**Short task:** Filter the listing and keep only the lines with the word "tallennus".

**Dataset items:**
::::

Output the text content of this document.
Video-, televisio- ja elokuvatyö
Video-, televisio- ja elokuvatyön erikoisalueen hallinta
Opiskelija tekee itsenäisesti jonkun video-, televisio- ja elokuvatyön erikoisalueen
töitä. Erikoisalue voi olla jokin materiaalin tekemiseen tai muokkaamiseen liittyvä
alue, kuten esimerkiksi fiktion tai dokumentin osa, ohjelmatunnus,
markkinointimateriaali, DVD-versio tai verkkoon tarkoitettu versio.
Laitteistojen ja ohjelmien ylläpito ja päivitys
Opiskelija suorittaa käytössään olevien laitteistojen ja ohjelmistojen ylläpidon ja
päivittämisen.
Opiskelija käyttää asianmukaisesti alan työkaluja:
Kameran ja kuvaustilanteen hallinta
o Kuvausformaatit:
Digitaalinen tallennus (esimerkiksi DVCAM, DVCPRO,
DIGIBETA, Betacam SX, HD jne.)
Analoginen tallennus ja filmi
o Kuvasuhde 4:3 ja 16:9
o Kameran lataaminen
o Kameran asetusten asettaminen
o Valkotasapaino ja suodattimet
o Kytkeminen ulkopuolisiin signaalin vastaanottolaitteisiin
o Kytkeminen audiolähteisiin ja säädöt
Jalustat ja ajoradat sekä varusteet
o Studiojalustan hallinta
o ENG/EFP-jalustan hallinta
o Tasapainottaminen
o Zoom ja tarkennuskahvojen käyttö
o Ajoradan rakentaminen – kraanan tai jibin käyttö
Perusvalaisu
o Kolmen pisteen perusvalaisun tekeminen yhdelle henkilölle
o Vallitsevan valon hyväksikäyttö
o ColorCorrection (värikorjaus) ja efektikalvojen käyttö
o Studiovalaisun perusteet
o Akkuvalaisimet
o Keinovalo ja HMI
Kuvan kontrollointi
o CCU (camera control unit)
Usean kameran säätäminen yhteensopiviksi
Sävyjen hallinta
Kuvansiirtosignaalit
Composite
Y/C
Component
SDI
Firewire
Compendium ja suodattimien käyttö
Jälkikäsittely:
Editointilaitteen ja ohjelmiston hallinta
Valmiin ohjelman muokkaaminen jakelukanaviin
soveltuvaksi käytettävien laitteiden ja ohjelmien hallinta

::::

**Answer for this exercise:**
Digitaalinen tallennus (esimerkiksi DVCAM, DVCPRO,
Analoginen tallennus ja filmi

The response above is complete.